### Records for the exercise

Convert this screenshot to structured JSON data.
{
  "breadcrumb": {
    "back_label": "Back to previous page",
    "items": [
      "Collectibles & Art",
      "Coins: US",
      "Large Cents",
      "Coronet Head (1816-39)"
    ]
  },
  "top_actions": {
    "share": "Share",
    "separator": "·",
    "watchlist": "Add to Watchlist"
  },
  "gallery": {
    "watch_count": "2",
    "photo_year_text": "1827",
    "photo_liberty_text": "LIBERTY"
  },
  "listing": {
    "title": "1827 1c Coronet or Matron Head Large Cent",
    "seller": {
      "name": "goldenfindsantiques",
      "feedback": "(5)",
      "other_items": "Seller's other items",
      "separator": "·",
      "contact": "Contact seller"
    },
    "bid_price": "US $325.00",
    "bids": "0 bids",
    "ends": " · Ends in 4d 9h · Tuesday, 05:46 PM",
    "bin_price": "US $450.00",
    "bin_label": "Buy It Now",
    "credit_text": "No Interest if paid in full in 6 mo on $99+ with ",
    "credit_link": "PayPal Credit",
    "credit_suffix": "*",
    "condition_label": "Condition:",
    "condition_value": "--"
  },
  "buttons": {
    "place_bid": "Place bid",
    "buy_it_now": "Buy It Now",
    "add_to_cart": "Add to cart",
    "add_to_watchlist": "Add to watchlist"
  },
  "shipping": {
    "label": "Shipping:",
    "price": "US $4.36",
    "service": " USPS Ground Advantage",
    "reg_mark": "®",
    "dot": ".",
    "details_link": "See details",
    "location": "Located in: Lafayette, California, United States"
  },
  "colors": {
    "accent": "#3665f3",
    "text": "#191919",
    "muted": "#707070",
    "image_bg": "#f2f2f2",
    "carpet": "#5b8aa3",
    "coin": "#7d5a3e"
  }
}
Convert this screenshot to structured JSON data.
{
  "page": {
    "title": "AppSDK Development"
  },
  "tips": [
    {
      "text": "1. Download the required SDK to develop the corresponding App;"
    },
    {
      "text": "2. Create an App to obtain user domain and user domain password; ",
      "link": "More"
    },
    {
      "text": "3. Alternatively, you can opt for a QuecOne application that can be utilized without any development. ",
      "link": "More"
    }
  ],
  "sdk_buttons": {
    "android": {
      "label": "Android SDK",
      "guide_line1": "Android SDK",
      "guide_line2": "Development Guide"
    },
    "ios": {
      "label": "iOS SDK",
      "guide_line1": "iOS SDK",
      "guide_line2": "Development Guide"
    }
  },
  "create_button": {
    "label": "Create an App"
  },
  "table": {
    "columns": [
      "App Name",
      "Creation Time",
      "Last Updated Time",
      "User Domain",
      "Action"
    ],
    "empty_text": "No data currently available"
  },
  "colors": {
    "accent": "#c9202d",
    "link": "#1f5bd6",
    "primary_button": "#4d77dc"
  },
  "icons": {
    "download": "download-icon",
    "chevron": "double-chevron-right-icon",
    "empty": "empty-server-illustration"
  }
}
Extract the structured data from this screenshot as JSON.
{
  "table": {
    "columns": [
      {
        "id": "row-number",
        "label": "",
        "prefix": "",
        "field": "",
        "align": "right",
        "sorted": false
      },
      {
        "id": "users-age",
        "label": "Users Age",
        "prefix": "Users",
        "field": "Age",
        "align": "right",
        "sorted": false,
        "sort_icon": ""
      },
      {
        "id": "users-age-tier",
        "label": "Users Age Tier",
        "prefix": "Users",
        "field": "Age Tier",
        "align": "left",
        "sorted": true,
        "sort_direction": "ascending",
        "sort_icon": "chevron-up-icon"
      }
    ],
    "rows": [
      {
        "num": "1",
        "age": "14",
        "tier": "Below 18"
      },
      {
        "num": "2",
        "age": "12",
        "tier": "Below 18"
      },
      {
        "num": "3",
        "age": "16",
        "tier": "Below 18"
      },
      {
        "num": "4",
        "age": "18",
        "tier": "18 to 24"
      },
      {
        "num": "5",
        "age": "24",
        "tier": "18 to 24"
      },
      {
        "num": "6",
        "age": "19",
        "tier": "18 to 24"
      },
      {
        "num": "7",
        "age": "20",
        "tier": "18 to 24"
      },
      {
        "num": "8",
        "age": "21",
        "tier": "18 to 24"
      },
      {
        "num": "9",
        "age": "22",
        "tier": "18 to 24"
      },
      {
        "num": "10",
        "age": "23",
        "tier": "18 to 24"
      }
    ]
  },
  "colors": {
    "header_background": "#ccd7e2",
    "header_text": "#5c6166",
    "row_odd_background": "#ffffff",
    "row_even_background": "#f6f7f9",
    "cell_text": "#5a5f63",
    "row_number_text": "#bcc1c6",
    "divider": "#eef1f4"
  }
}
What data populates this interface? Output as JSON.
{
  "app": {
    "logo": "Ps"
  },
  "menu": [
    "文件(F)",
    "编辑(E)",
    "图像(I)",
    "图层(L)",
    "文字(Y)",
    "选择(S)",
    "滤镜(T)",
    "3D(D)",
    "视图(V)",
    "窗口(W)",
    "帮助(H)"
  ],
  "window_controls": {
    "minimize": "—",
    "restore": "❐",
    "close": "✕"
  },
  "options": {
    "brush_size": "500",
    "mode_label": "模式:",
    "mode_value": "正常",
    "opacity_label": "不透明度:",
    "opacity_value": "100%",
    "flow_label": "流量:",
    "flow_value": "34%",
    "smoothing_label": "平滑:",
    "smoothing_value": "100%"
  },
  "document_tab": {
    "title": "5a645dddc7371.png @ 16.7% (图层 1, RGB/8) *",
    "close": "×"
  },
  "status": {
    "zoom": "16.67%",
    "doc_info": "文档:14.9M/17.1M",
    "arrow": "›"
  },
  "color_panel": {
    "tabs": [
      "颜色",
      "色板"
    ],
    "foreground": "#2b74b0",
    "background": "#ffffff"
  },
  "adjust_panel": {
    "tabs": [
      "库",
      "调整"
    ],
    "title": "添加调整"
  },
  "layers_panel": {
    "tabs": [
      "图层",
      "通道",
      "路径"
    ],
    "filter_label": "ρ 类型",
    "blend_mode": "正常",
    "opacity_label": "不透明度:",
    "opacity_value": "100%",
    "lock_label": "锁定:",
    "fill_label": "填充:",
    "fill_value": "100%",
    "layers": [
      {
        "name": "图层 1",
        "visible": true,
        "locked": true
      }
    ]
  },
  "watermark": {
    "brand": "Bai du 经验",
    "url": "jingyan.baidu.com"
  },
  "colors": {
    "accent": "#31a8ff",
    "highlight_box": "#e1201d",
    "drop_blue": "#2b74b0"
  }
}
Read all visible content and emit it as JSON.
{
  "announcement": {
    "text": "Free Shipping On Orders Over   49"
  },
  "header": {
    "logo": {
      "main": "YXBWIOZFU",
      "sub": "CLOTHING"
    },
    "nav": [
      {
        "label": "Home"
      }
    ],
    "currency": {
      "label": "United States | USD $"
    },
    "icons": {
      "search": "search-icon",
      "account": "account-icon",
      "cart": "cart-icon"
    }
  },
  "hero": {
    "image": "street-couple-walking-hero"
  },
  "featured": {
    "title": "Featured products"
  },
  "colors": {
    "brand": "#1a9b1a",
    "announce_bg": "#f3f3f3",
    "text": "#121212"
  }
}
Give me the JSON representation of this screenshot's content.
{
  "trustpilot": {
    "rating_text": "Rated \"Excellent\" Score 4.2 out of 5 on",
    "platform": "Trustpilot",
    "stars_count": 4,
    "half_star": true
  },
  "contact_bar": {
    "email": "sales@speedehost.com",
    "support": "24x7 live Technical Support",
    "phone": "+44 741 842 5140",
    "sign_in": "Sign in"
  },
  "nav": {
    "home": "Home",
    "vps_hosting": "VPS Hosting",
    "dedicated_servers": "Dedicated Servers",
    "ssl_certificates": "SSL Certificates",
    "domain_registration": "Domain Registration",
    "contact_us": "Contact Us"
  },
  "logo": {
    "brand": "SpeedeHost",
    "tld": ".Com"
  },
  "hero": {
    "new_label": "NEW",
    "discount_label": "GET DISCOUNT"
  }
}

### Task brief
Search the data above for the string "true" and copy each line that has it.

### Task result
        "sorted": true,
        "visible": true,
        "locked": true
    "half_star": true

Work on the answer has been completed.